Check each line of the data below for the word "into", then extract the ones that have it.

- Dataset records:

────────────────

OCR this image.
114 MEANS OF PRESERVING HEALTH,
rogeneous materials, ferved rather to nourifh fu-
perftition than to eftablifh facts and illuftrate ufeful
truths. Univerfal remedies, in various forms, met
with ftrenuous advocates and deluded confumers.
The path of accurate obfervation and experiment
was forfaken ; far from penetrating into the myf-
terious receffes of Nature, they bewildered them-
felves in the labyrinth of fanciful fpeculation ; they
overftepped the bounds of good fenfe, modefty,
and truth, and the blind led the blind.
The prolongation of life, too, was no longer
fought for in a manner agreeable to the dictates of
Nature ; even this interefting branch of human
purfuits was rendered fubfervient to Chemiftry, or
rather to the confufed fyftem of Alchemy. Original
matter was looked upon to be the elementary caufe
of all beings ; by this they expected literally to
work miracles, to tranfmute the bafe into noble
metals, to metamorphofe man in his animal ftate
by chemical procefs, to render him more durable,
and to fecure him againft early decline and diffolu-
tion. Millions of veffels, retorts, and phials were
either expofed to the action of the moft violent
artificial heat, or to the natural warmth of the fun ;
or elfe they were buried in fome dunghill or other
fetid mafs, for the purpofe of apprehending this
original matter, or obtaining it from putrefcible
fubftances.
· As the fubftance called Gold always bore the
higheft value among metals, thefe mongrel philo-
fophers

────────────────

- Solution below:
was forfaken ; far from penetrating into the myf-
work miracles, to tranfmute the bafe into noble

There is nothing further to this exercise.